[Stored dataset items]
##########
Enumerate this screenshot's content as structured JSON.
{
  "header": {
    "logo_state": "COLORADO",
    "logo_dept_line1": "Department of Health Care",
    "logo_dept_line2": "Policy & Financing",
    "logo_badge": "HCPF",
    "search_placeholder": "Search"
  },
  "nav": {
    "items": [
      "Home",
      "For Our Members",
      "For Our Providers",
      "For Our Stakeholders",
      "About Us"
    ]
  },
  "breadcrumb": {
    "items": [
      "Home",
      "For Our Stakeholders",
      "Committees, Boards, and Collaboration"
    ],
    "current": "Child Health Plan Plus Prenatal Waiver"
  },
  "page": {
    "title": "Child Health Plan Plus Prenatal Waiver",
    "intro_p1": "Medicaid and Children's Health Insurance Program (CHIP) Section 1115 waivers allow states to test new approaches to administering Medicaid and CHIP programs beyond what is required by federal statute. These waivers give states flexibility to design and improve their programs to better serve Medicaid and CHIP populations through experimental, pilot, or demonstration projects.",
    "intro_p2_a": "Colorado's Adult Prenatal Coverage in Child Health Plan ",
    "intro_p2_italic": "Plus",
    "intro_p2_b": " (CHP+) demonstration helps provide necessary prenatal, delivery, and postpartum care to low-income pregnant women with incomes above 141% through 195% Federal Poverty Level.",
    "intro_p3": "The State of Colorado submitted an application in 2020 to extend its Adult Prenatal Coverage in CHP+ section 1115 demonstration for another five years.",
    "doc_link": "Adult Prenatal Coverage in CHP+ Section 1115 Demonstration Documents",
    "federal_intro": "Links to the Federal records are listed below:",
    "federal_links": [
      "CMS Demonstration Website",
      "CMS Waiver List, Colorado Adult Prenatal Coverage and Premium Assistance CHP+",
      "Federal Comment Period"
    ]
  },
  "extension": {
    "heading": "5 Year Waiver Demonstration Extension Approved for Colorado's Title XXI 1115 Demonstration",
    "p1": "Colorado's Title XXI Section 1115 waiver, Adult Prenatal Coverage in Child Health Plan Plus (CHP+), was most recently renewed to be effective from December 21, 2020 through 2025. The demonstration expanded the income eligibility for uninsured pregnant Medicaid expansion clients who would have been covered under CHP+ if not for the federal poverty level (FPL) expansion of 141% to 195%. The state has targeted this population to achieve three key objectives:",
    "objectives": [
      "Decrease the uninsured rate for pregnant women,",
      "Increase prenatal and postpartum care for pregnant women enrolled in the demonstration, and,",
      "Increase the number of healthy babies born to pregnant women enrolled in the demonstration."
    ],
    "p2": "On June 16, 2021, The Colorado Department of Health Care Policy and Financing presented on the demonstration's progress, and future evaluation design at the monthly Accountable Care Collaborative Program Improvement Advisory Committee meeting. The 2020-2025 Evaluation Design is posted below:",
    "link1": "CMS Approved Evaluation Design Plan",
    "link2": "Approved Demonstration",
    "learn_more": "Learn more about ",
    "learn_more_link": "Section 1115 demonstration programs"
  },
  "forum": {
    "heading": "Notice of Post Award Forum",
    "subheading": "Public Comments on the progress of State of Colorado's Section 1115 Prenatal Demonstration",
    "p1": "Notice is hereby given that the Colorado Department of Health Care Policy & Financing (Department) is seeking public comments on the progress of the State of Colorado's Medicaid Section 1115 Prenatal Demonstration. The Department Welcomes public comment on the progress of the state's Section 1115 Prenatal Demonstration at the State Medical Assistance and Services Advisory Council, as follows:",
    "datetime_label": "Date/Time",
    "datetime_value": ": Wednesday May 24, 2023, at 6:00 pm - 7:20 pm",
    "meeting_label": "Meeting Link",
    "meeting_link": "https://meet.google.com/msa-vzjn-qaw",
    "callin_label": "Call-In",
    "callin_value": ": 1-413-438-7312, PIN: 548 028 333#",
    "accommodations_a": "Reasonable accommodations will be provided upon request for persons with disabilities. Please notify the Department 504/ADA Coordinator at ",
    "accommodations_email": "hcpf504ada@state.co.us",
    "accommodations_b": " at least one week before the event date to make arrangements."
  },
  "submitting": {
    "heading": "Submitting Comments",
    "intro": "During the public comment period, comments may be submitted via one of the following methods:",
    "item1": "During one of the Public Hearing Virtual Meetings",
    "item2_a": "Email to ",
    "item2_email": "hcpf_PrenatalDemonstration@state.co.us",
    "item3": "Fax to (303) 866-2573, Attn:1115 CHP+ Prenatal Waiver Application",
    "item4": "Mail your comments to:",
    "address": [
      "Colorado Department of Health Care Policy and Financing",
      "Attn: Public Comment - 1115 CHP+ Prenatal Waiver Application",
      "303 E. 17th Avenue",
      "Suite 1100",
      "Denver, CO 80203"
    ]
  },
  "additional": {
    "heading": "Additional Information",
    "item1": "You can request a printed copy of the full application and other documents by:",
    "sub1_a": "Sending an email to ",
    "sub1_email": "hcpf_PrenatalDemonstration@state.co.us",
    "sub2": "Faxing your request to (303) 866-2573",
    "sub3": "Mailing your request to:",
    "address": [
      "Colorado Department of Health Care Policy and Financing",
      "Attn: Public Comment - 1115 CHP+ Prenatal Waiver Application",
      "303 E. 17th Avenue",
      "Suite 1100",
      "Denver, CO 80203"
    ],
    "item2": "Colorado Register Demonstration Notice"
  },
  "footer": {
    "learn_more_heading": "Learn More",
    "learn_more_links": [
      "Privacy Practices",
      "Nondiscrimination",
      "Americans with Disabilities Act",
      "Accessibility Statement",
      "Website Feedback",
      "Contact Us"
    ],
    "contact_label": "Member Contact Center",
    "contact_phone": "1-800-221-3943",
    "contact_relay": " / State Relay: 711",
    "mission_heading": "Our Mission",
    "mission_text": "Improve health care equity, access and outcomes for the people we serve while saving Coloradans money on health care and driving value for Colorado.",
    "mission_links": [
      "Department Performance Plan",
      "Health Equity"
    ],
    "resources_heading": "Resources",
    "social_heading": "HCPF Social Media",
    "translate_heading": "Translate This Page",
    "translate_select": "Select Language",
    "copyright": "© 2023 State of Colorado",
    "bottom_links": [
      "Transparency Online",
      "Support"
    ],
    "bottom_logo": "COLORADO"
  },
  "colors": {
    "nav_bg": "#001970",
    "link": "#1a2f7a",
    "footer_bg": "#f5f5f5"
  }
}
##########
* [STATED GOAL] Give the data again, exactly as it stands.

* [RESULT]
Enumerate this screenshot's content as structured JSON.
{
  "header": {
    "logo_state": "COLORADO",
    "logo_dept_line1": "Department of Health Care",
    "logo_dept_line2": "Policy & Financing",
    "logo_badge": "HCPF",
    "search_placeholder": "Search"
  },
  "nav": {
    "items": [
      "Home",
      "For Our Members",
      "For Our Providers",
      "For Our Stakeholders",
      "About Us"
    ]
  },
  "breadcrumb": {
    "items": [
      "Home",
      "For Our Stakeholders",
      "Committees, Boards, and Collaboration"
    ],
    "current": "Child Health Plan Plus Prenatal Waiver"
  },
  "page": {
    "title": "Child Health Plan Plus Prenatal Waiver",
    "intro_p1": "Medicaid and Children's Health Insurance Program (CHIP) Section 1115 waivers allow states to test new approaches to administering Medicaid and CHIP programs beyond what is required by federal statute. These waivers give states flexibility to design and improve their programs to better serve Medicaid and CHIP populations through experimental, pilot, or demonstration projects.",
    "intro_p2_a": "Colorado's Adult Prenatal Coverage in Child Health Plan ",
    "intro_p2_italic": "Plus",
    "intro_p2_b": " (CHP+) demonstration helps provide necessary prenatal, delivery, and postpartum care to low-income pregnant women with incomes above 141% through 195% Federal Poverty Level.",
    "intro_p3": "The State of Colorado submitted an application in 2020 to extend its Adult Prenatal Coverage in CHP+ section 1115 demonstration for another five years.",
    "doc_link": "Adult Prenatal Coverage in CHP+ Section 1115 Demonstration Documents",
    "federal_intro": "Links to the Federal records are listed below:",
    "federal_links": [
      "CMS Demonstration Website",
      "CMS Waiver List, Colorado Adult Prenatal Coverage and Premium Assistance CHP+",
      "Federal Comment Period"
    ]
  },
  "extension": {
    "heading": "5 Year Waiver Demonstration Extension Approved for Colorado's Title XXI 1115 Demonstration",
    "p1": "Colorado's Title XXI Section 1115 waiver, Adult Prenatal Coverage in Child Health Plan Plus (CHP+), was most recently renewed to be effective from December 21, 2020 through 2025. The demonstration expanded the income eligibility for uninsured pregnant Medicaid expansion clients who would have been covered under CHP+ if not for the federal poverty level (FPL) expansion of 141% to 195%. The state has targeted this population to achieve three key objectives:",
    "objectives": [
      "Decrease the uninsured rate for pregnant women,",
      "Increase prenatal and postpartum care for pregnant women enrolled in the demonstration, and,",
      "Increase the number of healthy babies born to pregnant women enrolled in the demonstration."
    ],
    "p2": "On June 16, 2021, The Colorado Department of Health Care Policy and Financing presented on the demonstration's progress, and future evaluation design at the monthly Accountable Care Collaborative Program Improvement Advisory Committee meeting. The 2020-2025 Evaluation Design is posted below:",
    "link1": "CMS Approved Evaluation Design Plan",
    "link2": "Approved Demonstration",
    "learn_more": "Learn more about ",
    "learn_more_link": "Section 1115 demonstration programs"
  },
  "forum": {
    "heading": "Notice of Post Award Forum",
    "subheading": "Public Comments on the progress of State of Colorado's Section 1115 Prenatal Demonstration",
    "p1": "Notice is hereby given that the Colorado Department of Health Care Policy & Financing (Department) is seeking public comments on the progress of the State of Colorado's Medicaid Section 1115 Prenatal Demonstration. The Department Welcomes public comment on the progress of the state's Section 1115 Prenatal Demonstration at the State Medical Assistance and Services Advisory Council, as follows:",
    "datetime_label": "Date/Time",
    "datetime_value": ": Wednesday May 24, 2023, at 6:00 pm - 7:20 pm",
    "meeting_label": "Meeting Link",
    "meeting_link": "https://meet.google.com/msa-vzjn-qaw",
    "callin_label": "Call-In",
    "callin_value": ": 1-413-438-7312, PIN: 548 028 333#",
    "accommodations_a": "Reasonable accommodations will be provided upon request for persons with disabilities. Please notify the Department 504/ADA Coordinator at ",
    "accommodations_email": "hcpf504ada@state.co.us",
    "accommodations_b": " at least one week before the event date to make arrangements."
  },
  "submitting": {
    "heading": "Submitting Comments",
    "intro": "During the public comment period, comments may be submitted via one of the following methods:",
    "item1": "During one of the Public Hearing Virtual Meetings",
    "item2_a": "Email to ",
    "item2_email": "hcpf_PrenatalDemonstration@state.co.us",
    "item3": "Fax to (303) 866-2573, Attn:1115 CHP+ Prenatal Waiver Application",
    "item4": "Mail your comments to:",
    "address": [
      "Colorado Department of Health Care Policy and Financing",
      "Attn: Public Comment - 1115 CHP+ Prenatal Waiver Application",
      "303 E. 17th Avenue",
      "Suite 1100",
      "Denver, CO 80203"
    ]
  },
  "additional": {
    "heading": "Additional Information",
    "item1": "You can request a printed copy of the full application and other documents by:",
    "sub1_a": "Sending an email to ",
    "sub1_email": "hcpf_PrenatalDemonstration@state.co.us",
    "sub2": "Faxing your request to (303) 866-2573",
    "sub3": "Mailing your request to:",
    "address": [
      "Colorado Department of Health Care Policy and Financing",
      "Attn: Public Comment - 1115 CHP+ Prenatal Waiver Application",
      "303 E. 17th Avenue",
      "Suite 1100",
      "Denver, CO 80203"
    ],
    "item2": "Colorado Register Demonstration Notice"
  },
  "footer": {
    "learn_more_heading": "Learn More",
    "learn_more_links": [
      "Privacy Practices",
      "Nondiscrimination",
      "Americans with Disabilities Act",
      "Accessibility Statement",
      "Website Feedback",
      "Contact Us"
    ],
    "contact_label": "Member Contact Center",
    "contact_phone": "1-800-221-3943",
    "contact_relay": " / State Relay: 711",
    "mission_heading": "Our Mission",
    "mission_text": "Improve health care equity, access and outcomes for the people we serve while saving Coloradans money on health care and driving value for Colorado.",
    "mission_links": [
      "Department Performance Plan",
      "Health Equity"
    ],
    "resources_heading": "Resources",
    "social_heading": "HCPF Social Media",
    "translate_heading": "Translate This Page",
    "translate_select": "Select Language",
    "copyright": "© 2023 State of Colorado",
    "bottom_links": [
      "Transparency Online",
      "Support"
    ],
    "bottom_logo": "COLORADO"
  },
  "colors": {
    "nav_bg": "#001970",
    "link": "#1a2f7a",
    "footer_bg": "#f5f5f5"
  }
}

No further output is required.